▽

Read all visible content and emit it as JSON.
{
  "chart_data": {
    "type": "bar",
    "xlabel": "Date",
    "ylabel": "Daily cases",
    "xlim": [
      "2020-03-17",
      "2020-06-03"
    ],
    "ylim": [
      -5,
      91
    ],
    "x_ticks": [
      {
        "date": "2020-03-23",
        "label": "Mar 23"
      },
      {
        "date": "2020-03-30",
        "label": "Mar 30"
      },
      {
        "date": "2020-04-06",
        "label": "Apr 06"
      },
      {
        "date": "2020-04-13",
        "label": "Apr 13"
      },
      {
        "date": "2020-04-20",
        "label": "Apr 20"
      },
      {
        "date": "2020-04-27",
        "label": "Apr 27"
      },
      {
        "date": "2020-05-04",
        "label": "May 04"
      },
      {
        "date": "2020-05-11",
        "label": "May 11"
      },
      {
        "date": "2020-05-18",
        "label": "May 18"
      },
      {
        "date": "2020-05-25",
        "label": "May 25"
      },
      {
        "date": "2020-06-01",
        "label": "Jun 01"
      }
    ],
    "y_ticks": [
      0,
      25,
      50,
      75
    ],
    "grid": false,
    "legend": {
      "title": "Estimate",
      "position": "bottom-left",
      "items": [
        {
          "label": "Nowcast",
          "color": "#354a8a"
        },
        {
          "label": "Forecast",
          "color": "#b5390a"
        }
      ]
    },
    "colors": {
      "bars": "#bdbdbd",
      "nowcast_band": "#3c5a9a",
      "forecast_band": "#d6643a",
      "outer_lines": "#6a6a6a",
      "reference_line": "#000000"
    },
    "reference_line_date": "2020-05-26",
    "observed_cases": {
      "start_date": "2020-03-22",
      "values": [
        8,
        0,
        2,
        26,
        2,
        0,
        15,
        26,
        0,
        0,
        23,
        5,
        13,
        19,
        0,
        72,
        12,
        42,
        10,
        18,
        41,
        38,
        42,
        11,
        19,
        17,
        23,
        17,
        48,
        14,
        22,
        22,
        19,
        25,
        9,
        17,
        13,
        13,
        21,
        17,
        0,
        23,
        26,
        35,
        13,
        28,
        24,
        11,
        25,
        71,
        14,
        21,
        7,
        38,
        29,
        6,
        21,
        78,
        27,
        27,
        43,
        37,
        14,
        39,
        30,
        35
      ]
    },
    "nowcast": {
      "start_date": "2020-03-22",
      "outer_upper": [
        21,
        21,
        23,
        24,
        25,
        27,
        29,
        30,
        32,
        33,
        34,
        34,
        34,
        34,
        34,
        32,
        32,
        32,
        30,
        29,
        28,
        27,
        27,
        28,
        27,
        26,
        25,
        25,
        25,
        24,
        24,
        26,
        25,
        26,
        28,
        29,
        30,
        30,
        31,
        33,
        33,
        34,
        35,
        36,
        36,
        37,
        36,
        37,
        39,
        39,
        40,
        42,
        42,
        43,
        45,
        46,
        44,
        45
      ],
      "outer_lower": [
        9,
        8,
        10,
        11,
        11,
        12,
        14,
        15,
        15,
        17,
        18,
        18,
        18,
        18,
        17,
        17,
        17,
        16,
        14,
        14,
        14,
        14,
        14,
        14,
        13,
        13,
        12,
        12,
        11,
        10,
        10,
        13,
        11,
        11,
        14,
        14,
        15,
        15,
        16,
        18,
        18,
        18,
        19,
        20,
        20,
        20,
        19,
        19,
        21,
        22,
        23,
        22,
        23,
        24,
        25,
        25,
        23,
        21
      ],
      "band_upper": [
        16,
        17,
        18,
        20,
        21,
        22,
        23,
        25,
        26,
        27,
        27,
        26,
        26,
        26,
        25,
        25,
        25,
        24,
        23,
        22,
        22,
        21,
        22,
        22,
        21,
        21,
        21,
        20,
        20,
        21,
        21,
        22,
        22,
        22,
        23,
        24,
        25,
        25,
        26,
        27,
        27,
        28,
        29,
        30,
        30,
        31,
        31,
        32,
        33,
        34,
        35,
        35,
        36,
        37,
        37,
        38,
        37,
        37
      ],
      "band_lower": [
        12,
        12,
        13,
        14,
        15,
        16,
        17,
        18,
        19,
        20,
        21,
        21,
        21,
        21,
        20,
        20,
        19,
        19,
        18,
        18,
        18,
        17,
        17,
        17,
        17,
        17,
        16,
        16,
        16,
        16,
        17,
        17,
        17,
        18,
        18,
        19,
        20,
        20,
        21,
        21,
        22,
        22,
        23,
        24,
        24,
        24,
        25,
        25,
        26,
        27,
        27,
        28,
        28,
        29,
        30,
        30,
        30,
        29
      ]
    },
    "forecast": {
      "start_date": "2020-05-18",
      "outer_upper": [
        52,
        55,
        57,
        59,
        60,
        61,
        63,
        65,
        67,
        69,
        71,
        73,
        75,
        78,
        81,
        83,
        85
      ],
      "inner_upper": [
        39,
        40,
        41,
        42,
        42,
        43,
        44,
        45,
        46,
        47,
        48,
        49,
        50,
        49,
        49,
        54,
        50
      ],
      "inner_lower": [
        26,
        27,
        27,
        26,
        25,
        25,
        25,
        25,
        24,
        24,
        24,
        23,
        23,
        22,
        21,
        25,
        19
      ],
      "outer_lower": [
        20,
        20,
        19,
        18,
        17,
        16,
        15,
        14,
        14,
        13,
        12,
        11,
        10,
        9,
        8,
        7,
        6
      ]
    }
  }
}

△

Reproduce the whole listing word for word.

Read all visible content and emit it as JSON.
{
  "chart_data": {
    "type": "bar",
    "xlabel": "Date",
    "ylabel": "Daily cases",
    "xlim": [
      "2020-03-17",
      "2020-06-03"
    ],
    "ylim": [
      -5,
      91
    ],
    "x_ticks": [
      {
        "date": "2020-03-23",
        "label": "Mar 23"
      },
      {
        "date": "2020-03-30",
        "label": "Mar 30"
      },
      {
        "date": "2020-04-06",
        "label": "Apr 06"
      },
      {
        "date": "2020-04-13",
        "label": "Apr 13"
      },
      {
        "date": "2020-04-20",
        "label": "Apr 20"
      },
      {
        "date": "2020-04-27",
        "label": "Apr 27"
      },
      {
        "date": "2020-05-04",
        "label": "May 04"
      },
      {
        "date": "2020-05-11",
        "label": "May 11"
      },
      {
        "date": "2020-05-18",
        "label": "May 18"
      },
      {
        "date": "2020-05-25",
        "label": "May 25"
      },
      {
        "date": "2020-06-01",
        "label": "Jun 01"
      }
    ],
    "y_ticks": [
      0,
      25,
      50,
      75
    ],
    "grid": false,
    "legend": {
      "title": "Estimate",
      "position": "bottom-left",
      "items": [
        {
          "label": "Nowcast",
          "color": "#354a8a"
        },
        {
          "label": "Forecast",
          "color": "#b5390a"
        }
      ]
    },
    "colors": {
      "bars": "#bdbdbd",
      "nowcast_band": "#3c5a9a",
      "forecast_band": "#d6643a",
      "outer_lines": "#6a6a6a",
      "reference_line": "#000000"
    },
    "reference_line_date": "2020-05-26",
    "observed_cases": {
      "start_date": "2020-03-22",
      "values": [
        8,
        0,
        2,
        26,
        2,
        0,
        15,
        26,
        0,
        0,
        23,
        5,
        13,
        19,
        0,
        72,
        12,
        42,
        10,
        18,
        41,
        38,
        42,
        11,
        19,
        17,
        23,
        17,
        48,
        14,
        22,
        22,
        19,
        25,
        9,
        17,
        13,
        13,
        21,
        17,
        0,
        23,
        26,
        35,
        13,
        28,
        24,
        11,
        25,
        71,
        14,
        21,
        7,
        38,
        29,
        6,
        21,
        78,
        27,
        27,
        43,
        37,
        14,
        39,
        30,
        35
      ]
    },
    "nowcast": {
      "start_date": "2020-03-22",
      "outer_upper": [
        21,
        21,
        23,
        24,
        25,
        27,
        29,
        30,
        32,
        33,
        34,
        34,
        34,
        34,
        34,
        32,
        32,
        32,
        30,
        29,
        28,
        27,
        27,
        28,
        27,
        26,
        25,
        25,
        25,
        24,
        24,
        26,
        25,
        26,
        28,
        29,
        30,
        30,
        31,
        33,
        33,
        34,
        35,
        36,
        36,
        37,
        36,
        37,
        39,
        39,
        40,
        42,
        42,
        43,
        45,
        46,
        44,
        45
      ],
      "outer_lower": [
        9,
        8,
        10,
        11,
        11,
        12,
        14,
        15,
        15,
        17,
        18,
        18,
        18,
        18,
        17,
        17,
        17,
        16,
        14,
        14,
        14,
        14,
        14,
        14,
        13,
        13,
        12,
        12,
        11,
        10,
        10,
        13,
        11,
        11,
        14,
        14,
        15,
        15,
        16,
        18,
        18,
        18,
        19,
        20,
        20,
        20,
        19,
        19,
        21,
        22,
        23,
        22,
        23,
        24,
        25,
        25,
        23,
        21
      ],
      "band_upper": [
        16,
        17,
        18,
        20,
        21,
        22,
        23,
        25,
        26,
        27,
        27,
        26,
        26,
        26,
        25,
        25,
        25,
        24,
        23,
        22,
        22,
        21,
        22,
        22,
        21,
        21,
        21,
        20,
        20,
        21,
        21,
        22,
        22,
        22,
        23,
        24,
        25,
        25,
        26,
        27,
        27,
        28,
        29,
        30,
        30,
        31,
        31,
        32,
        33,
        34,
        35,
        35,
        36,
        37,
        37,
        38,
        37,
        37
      ],
      "band_lower": [
        12,
        12,
        13,
        14,
        15,
        16,
        17,
        18,
        19,
        20,
        21,
        21,
        21,
        21,
        20,
        20,
        19,
        19,
        18,
        18,
        18,
        17,
        17,
        17,
        17,
        17,
        16,
        16,
        16,
        16,
        17,
        17,
        17,
        18,
        18,
        19,
        20,
        20,
        21,
        21,
        22,
        22,
        23,
        24,
        24,
        24,
        25,
        25,
        26,
        27,
        27,
        28,
        28,
        29,
        30,
        30,
        30,
        29
      ]
    },
    "forecast": {
      "start_date": "2020-05-18",
      "outer_upper": [
        52,
        55,
        57,
        59,
        60,
        61,
        63,
        65,
        67,
        69,
        71,
        73,
        75,
        78,
        81,
        83,
        85
      ],
      "inner_upper": [
        39,
        40,
        41,
        42,
        42,
        43,
        44,
        45,
        46,
        47,
        48,
        49,
        50,
        49,
        49,
        54,
        50
      ],
      "inner_lower": [
        26,
        27,
        27,
        26,
        25,
        25,
        25,
        25,
        24,
        24,
        24,
        23,
        23,
        22,
        21,
        25,
        19
      ],
      "outer_lower": [
        20,
        20,
        19,
        18,
        17,
        16,
        15,
        14,
        14,
        13,
        12,
        11,
        10,
        9,
        8,
        7,
        6
      ]
    }
  }
}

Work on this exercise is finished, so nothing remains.